## Task to carry out
Return the records word for word. Any pictures in them are not part of the copy.

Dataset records

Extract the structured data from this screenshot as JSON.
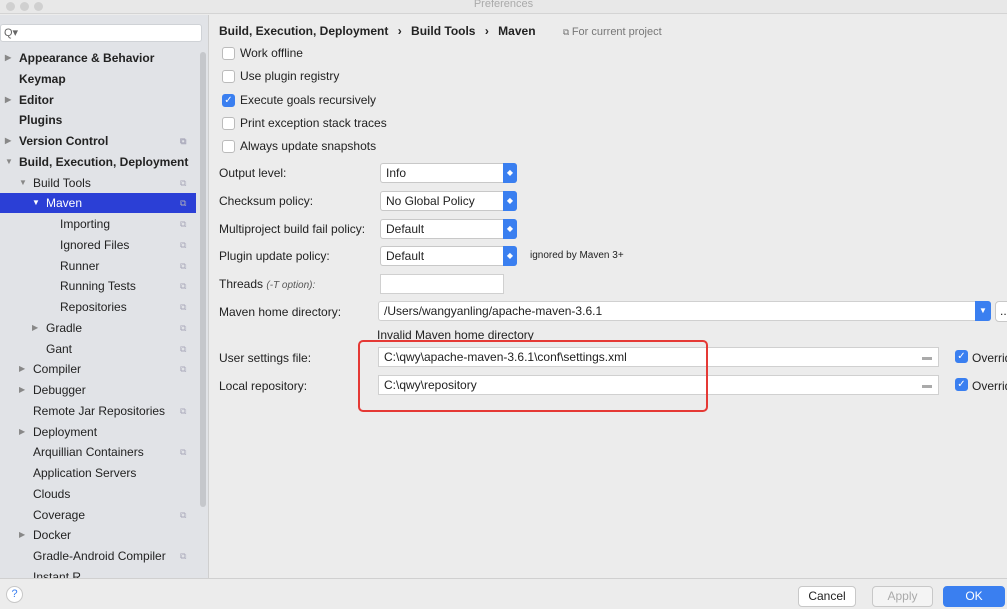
{
  "window": {
    "title": "Preferences"
  },
  "sidebar": {
    "search_placeholder": "Q▾",
    "items": [
      {
        "label": "Appearance & Behavior",
        "arrow": "▶"
      },
      {
        "label": "Keymap"
      },
      {
        "label": "Editor",
        "arrow": "▶"
      },
      {
        "label": "Plugins"
      },
      {
        "label": "Version Control",
        "arrow": "▶"
      },
      {
        "label": "Build, Execution, Deployment",
        "arrow": "▼"
      },
      {
        "label": "Build Tools",
        "arrow": "▼"
      },
      {
        "label": "Maven",
        "arrow": "▼"
      },
      {
        "label": "Importing"
      },
      {
        "label": "Ignored Files"
      },
      {
        "label": "Runner"
      },
      {
        "label": "Running Tests"
      },
      {
        "label": "Repositories"
      },
      {
        "label": "Gradle",
        "arrow": "▶"
      },
      {
        "label": "Gant"
      },
      {
        "label": "Compiler",
        "arrow": "▶"
      },
      {
        "label": "Debugger",
        "arrow": "▶"
      },
      {
        "label": "Remote Jar Repositories"
      },
      {
        "label": "Deployment",
        "arrow": "▶"
      },
      {
        "label": "Arquillian Containers"
      },
      {
        "label": "Application Servers"
      },
      {
        "label": "Clouds"
      },
      {
        "label": "Coverage"
      },
      {
        "label": "Docker",
        "arrow": "▶"
      },
      {
        "label": "Gradle-Android Compiler"
      },
      {
        "label": "Instant R..."
      }
    ]
  },
  "breadcrumb": {
    "items": [
      "Build, Execution, Deployment",
      "Build Tools",
      "Maven"
    ],
    "sep": "›",
    "scope": "For current project"
  },
  "checkboxes": [
    {
      "label": "Work offline",
      "checked": false
    },
    {
      "label": "Use plugin registry",
      "checked": false
    },
    {
      "label": "Execute goals recursively",
      "checked": true
    },
    {
      "label": "Print exception stack traces",
      "checked": false
    },
    {
      "label": "Always update snapshots",
      "checked": false
    }
  ],
  "form": {
    "output_level": {
      "label": "Output level:",
      "value": "Info"
    },
    "checksum": {
      "label": "Checksum policy:",
      "value": "No Global Policy"
    },
    "multiproject": {
      "label": "Multiproject build fail policy:",
      "value": "Default"
    },
    "plugin_update": {
      "label": "Plugin update policy:",
      "value": "Default",
      "note": "ignored by Maven 3+"
    },
    "threads": {
      "label": "Threads",
      "hint": "(-T option):",
      "value": ""
    },
    "maven_home": {
      "label": "Maven home directory:",
      "value": "/Users/wangyanling/apache-maven-3.6.1",
      "browse": "...",
      "error": "Invalid Maven home directory"
    },
    "user_settings": {
      "label": "User settings file:",
      "value": "C:\\qwy\\apache-maven-3.6.1\\conf\\settings.xml",
      "override": "Overrid"
    },
    "local_repo": {
      "label": "Local repository:",
      "value": "C:\\qwy\\repository",
      "override": "Overrid"
    }
  },
  "footer": {
    "help": "?",
    "cancel": "Cancel",
    "apply": "Apply",
    "ok": "OK"
  },
  "colors": {
    "accent": "#2b3fd6",
    "checkbox": "#3a7ff0",
    "annotation": "#e53935"
  }
}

## Written solution
Extract the structured data from this screenshot as JSON.
{
  "window": {
    "title": "Preferences"
  },
  "sidebar": {
    "search_placeholder": "Q▾",
    "items": [
      {
        "label": "Appearance & Behavior",
        "arrow": "▶"
      },
      {
        "label": "Keymap"
      },
      {
        "label": "Editor",
        "arrow": "▶"
      },
      {
        "label": "Plugins"
      },
      {
        "label": "Version Control",
        "arrow": "▶"
      },
      {
        "label": "Build, Execution, Deployment",
        "arrow": "▼"
      },
      {
        "label": "Build Tools",
        "arrow": "▼"
      },
      {
        "label": "Maven",
        "arrow": "▼"
      },
      {
        "label": "Importing"
      },
      {
        "label": "Ignored Files"
      },
      {
        "label": "Runner"
      },
      {
        "label": "Running Tests"
      },
      {
        "label": "Repositories"
      },
      {
        "label": "Gradle",
        "arrow": "▶"
      },
      {
        "label": "Gant"
      },
      {
        "label": "Compiler",
        "arrow": "▶"
      },
      {
        "label": "Debugger",
        "arrow": "▶"
      },
      {
        "label": "Remote Jar Repositories"
      },
      {
        "label": "Deployment",
        "arrow": "▶"
      },
      {
        "label": "Arquillian Containers"
      },
      {
        "label": "Application Servers"
      },
      {
        "label": "Clouds"
      },
      {
        "label": "Coverage"
      },
      {
        "label": "Docker",
        "arrow": "▶"
      },
      {
        "label": "Gradle-Android Compiler"
      },
      {
        "label": "Instant R..."
      }
    ]
  },
  "breadcrumb": {
    "items": [
      "Build, Execution, Deployment",
      "Build Tools",
      "Maven"
    ],
    "sep": "›",
    "scope": "For current project"
  },
  "checkboxes": [
    {
      "label": "Work offline",
      "checked": false
    },
    {
      "label": "Use plugin registry",
      "checked": false
    },
    {
      "label": "Execute goals recursively",
      "checked": true
    },
    {
      "label": "Print exception stack traces",
      "checked": false
    },
    {
      "label": "Always update snapshots",
      "checked": false
    }
  ],
  "form": {
    "output_level": {
      "label": "Output level:",
      "value": "Info"
    },
    "checksum": {
      "label": "Checksum policy:",
      "value": "No Global Policy"
    },
    "multiproject": {
      "label": "Multiproject build fail policy:",
      "value": "Default"
    },
    "plugin_update": {
      "label": "Plugin update policy:",
      "value": "Default",
      "note": "ignored by Maven 3+"
    },
    "threads": {
      "label": "Threads",
      "hint": "(-T option):",
      "value": ""
    },
    "maven_home": {
      "label": "Maven home directory:",
      "value": "/Users/wangyanling/apache-maven-3.6.1",
      "browse": "...",
      "error": "Invalid Maven home directory"
    },
    "user_settings": {
      "label": "User settings file:",
      "value": "C:\\qwy\\apache-maven-3.6.1\\conf\\settings.xml",
      "override": "Overrid"
    },
    "local_repo": {
      "label": "Local repository:",
      "value": "C:\\qwy\\repository",
      "override": "Overrid"
    }
  },
  "footer": {
    "help": "?",
    "cancel": "Cancel",
    "apply": "Apply",
    "ok": "OK"
  },
  "colors": {
    "accent": "#2b3fd6",
    "checkbox": "#3a7ff0",
    "annotation": "#e53935"
  }
}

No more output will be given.